── Given data ──
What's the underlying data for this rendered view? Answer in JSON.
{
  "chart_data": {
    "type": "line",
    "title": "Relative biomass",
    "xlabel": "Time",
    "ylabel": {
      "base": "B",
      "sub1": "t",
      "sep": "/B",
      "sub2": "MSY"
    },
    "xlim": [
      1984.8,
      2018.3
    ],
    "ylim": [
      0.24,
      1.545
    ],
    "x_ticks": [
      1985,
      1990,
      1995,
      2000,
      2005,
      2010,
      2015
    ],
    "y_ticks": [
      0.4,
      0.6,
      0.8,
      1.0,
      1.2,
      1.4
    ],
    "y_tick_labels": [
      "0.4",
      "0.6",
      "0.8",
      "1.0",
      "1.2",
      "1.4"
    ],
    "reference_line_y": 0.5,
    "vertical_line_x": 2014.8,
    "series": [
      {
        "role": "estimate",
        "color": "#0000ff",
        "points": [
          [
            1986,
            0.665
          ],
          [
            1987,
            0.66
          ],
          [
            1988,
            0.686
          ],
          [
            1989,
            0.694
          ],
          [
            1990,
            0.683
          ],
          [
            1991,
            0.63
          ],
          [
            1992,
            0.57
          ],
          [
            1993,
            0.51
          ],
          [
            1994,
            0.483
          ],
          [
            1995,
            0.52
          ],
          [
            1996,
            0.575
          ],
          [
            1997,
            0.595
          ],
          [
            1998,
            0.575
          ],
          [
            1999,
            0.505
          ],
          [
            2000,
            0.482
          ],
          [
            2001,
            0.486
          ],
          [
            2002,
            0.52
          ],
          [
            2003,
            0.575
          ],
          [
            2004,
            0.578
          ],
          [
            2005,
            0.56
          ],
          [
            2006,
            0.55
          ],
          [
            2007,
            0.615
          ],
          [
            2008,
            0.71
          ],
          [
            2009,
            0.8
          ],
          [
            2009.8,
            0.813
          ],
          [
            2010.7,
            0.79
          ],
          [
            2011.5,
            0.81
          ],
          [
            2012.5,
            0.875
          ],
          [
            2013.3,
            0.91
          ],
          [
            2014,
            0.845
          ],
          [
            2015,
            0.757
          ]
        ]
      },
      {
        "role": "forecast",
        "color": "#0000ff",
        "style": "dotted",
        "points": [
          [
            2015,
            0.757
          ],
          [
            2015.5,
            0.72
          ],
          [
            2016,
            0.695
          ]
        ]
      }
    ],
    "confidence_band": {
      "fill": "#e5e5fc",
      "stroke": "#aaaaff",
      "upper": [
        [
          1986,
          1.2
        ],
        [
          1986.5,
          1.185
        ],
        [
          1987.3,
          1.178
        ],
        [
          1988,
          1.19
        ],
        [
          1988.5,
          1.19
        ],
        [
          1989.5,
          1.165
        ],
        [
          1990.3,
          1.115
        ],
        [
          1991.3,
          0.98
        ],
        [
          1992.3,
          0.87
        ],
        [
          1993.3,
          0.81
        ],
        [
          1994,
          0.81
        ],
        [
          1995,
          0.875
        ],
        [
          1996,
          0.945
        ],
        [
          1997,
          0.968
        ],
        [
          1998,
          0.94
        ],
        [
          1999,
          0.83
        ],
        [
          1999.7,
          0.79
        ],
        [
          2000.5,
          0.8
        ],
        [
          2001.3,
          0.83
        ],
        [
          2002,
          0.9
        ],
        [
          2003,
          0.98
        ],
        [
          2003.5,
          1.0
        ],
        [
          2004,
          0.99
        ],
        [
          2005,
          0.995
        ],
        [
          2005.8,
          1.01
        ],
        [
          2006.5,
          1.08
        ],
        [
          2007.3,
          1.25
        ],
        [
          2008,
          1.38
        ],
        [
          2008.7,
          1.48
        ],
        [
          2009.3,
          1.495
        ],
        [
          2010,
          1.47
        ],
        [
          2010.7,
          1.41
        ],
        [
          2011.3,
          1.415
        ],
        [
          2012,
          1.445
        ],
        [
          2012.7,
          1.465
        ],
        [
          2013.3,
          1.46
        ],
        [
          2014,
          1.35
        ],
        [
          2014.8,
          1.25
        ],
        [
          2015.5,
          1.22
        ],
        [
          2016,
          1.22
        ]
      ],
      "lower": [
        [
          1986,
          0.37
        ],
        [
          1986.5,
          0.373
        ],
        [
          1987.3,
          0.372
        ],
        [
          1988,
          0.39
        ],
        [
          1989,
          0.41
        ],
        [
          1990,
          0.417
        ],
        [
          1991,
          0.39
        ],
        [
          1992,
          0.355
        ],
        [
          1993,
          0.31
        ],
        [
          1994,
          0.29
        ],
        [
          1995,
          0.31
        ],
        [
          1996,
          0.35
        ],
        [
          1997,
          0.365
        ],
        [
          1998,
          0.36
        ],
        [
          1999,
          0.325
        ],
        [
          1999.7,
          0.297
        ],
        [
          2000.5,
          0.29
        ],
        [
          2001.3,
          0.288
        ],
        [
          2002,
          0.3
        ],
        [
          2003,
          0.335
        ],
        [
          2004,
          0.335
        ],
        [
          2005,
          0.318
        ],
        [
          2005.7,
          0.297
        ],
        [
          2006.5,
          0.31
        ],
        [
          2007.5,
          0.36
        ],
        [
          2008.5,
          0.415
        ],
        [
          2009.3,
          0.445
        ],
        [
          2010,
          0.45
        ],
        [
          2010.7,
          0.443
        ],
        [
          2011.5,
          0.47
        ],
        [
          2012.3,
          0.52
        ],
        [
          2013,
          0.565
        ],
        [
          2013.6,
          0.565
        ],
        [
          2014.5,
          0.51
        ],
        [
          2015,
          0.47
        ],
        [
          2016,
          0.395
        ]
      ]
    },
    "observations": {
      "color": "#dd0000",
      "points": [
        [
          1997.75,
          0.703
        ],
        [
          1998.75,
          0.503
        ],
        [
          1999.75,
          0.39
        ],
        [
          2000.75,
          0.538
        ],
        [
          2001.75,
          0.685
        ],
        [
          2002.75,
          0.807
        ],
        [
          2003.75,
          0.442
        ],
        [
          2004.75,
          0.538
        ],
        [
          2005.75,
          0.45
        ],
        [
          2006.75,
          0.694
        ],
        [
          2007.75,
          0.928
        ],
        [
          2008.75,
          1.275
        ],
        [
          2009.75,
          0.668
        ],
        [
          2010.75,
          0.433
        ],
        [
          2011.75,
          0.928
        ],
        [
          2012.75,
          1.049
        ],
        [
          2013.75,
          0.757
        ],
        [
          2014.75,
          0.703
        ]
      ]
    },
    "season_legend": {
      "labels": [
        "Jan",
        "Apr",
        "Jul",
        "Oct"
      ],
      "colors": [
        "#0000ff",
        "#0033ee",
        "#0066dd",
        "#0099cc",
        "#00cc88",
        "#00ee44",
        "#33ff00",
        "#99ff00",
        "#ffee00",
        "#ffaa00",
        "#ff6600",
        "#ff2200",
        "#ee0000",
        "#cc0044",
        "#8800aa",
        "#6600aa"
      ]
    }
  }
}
───
Problem >> Each entry above is to be printed again exactly.

Answer for this exercise >>
What's the underlying data for this rendered view? Answer in JSON.
{
  "chart_data": {
    "type": "line",
    "title": "Relative biomass",
    "xlabel": "Time",
    "ylabel": {
      "base": "B",
      "sub1": "t",
      "sep": "/B",
      "sub2": "MSY"
    },
    "xlim": [
      1984.8,
      2018.3
    ],
    "ylim": [
      0.24,
      1.545
    ],
    "x_ticks": [
      1985,
      1990,
      1995,
      2000,
      2005,
      2010,
      2015
    ],
    "y_ticks": [
      0.4,
      0.6,
      0.8,
      1.0,
      1.2,
      1.4
    ],
    "y_tick_labels": [
      "0.4",
      "0.6",
      "0.8",
      "1.0",
      "1.2",
      "1.4"
    ],
    "reference_line_y": 0.5,
    "vertical_line_x": 2014.8,
    "series": [
      {
        "role": "estimate",
        "color": "#0000ff",
        "points": [
          [
            1986,
            0.665
          ],
          [
            1987,
            0.66
          ],
          [
            1988,
            0.686
          ],
          [
            1989,
            0.694
          ],
          [
            1990,
            0.683
          ],
          [
            1991,
            0.63
          ],
          [
            1992,
            0.57
          ],
          [
            1993,
            0.51
          ],
          [
            1994,
            0.483
          ],
          [
            1995,
            0.52
          ],
          [
            1996,
            0.575
          ],
          [
            1997,
            0.595
          ],
          [
            1998,
            0.575
          ],
          [
            1999,
            0.505
          ],
          [
            2000,
            0.482
          ],
          [
            2001,
            0.486
          ],
          [
            2002,
            0.52
          ],
          [
            2003,
            0.575
          ],
          [
            2004,
            0.578
          ],
          [
            2005,
            0.56
          ],
          [
            2006,
            0.55
          ],
          [
            2007,
            0.615
          ],
          [
            2008,
            0.71
          ],
          [
            2009,
            0.8
          ],
          [
            2009.8,
            0.813
          ],
          [
            2010.7,
            0.79
          ],
          [
            2011.5,
            0.81
          ],
          [
            2012.5,
            0.875
          ],
          [
            2013.3,
            0.91
          ],
          [
            2014,
            0.845
          ],
          [
            2015,
            0.757
          ]
        ]
      },
      {
        "role": "forecast",
        "color": "#0000ff",
        "style": "dotted",
        "points": [
          [
            2015,
            0.757
          ],
          [
            2015.5,
            0.72
          ],
          [
            2016,
            0.695
          ]
        ]
      }
    ],
    "confidence_band": {
      "fill": "#e5e5fc",
      "stroke": "#aaaaff",
      "upper": [
        [
          1986,
          1.2
        ],
        [
          1986.5,
          1.185
        ],
        [
          1987.3,
          1.178
        ],
        [
          1988,
          1.19
        ],
        [
          1988.5,
          1.19
        ],
        [
          1989.5,
          1.165
        ],
        [
          1990.3,
          1.115
        ],
        [
          1991.3,
          0.98
        ],
        [
          1992.3,
          0.87
        ],
        [
          1993.3,
          0.81
        ],
        [
          1994,
          0.81
        ],
        [
          1995,
          0.875
        ],
        [
          1996,
          0.945
        ],
        [
          1997,
          0.968
        ],
        [
          1998,
          0.94
        ],
        [
          1999,
          0.83
        ],
        [
          1999.7,
          0.79
        ],
        [
          2000.5,
          0.8
        ],
        [
          2001.3,
          0.83
        ],
        [
          2002,
          0.9
        ],
        [
          2003,
          0.98
        ],
        [
          2003.5,
          1.0
        ],
        [
          2004,
          0.99
        ],
        [
          2005,
          0.995
        ],
        [
          2005.8,
          1.01
        ],
        [
          2006.5,
          1.08
        ],
        [
          2007.3,
          1.25
        ],
        [
          2008,
          1.38
        ],
        [
          2008.7,
          1.48
        ],
        [
          2009.3,
          1.495
        ],
        [
          2010,
          1.47
        ],
        [
          2010.7,
          1.41
        ],
        [
          2011.3,
          1.415
        ],
        [
          2012,
          1.445
        ],
        [
          2012.7,
          1.465
        ],
        [
          2013.3,
          1.46
        ],
        [
          2014,
          1.35
        ],
        [
          2014.8,
          1.25
        ],
        [
          2015.5,
          1.22
        ],
        [
          2016,
          1.22
        ]
      ],
      "lower": [
        [
          1986,
          0.37
        ],
        [
          1986.5,
          0.373
        ],
        [
          1987.3,
          0.372
        ],
        [
          1988,
          0.39
        ],
        [
          1989,
          0.41
        ],
        [
          1990,
          0.417
        ],
        [
          1991,
          0.39
        ],
        [
          1992,
          0.355
        ],
        [
          1993,
          0.31
        ],
        [
          1994,
          0.29
        ],
        [
          1995,
          0.31
        ],
        [
          1996,
          0.35
        ],
        [
          1997,
          0.365
        ],
        [
          1998,
          0.36
        ],
        [
          1999,
          0.325
        ],
        [
          1999.7,
          0.297
        ],
        [
          2000.5,
          0.29
        ],
        [
          2001.3,
          0.288
        ],
        [
          2002,
          0.3
        ],
        [
          2003,
          0.335
        ],
        [
          2004,
          0.335
        ],
        [
          2005,
          0.318
        ],
        [
          2005.7,
          0.297
        ],
        [
          2006.5,
          0.31
        ],
        [
          2007.5,
          0.36
        ],
        [
          2008.5,
          0.415
        ],
        [
          2009.3,
          0.445
        ],
        [
          2010,
          0.45
        ],
        [
          2010.7,
          0.443
        ],
        [
          2011.5,
          0.47
        ],
        [
          2012.3,
          0.52
        ],
        [
          2013,
          0.565
        ],
        [
          2013.6,
          0.565
        ],
        [
          2014.5,
          0.51
        ],
        [
          2015,
          0.47
        ],
        [
          2016,
          0.395
        ]
      ]
    },
    "observations": {
      "color": "#dd0000",
      "points": [
        [
          1997.75,
          0.703
        ],
        [
          1998.75,
          0.503
        ],
        [
          1999.75,
          0.39
        ],
        [
          2000.75,
          0.538
        ],
        [
          2001.75,
          0.685
        ],
        [
          2002.75,
          0.807
        ],
        [
          2003.75,
          0.442
        ],
        [
          2004.75,
          0.538
        ],
        [
          2005.75,
          0.45
        ],
        [
          2006.75,
          0.694
        ],
        [
          2007.75,
          0.928
        ],
        [
          2008.75,
          1.275
        ],
        [
          2009.75,
          0.668
        ],
        [
          2010.75,
          0.433
        ],
        [
          2011.75,
          0.928
        ],
        [
          2012.75,
          1.049
        ],
        [
          2013.75,
          0.757
        ],
        [
          2014.75,
          0.703
        ]
      ]
    },
    "season_legend": {
      "labels": [
        "Jan",
        "Apr",
        "Jul",
        "Oct"
      ],
      "colors": [
        "#0000ff",
        "#0033ee",
        "#0066dd",
        "#0099cc",
        "#00cc88",
        "#00ee44",
        "#33ff00",
        "#99ff00",
        "#ffee00",
        "#ffaa00",
        "#ff6600",
        "#ff2200",
        "#ee0000",
        "#cc0044",
        "#8800aa",
        "#6600aa"
      ]
    }
  }
}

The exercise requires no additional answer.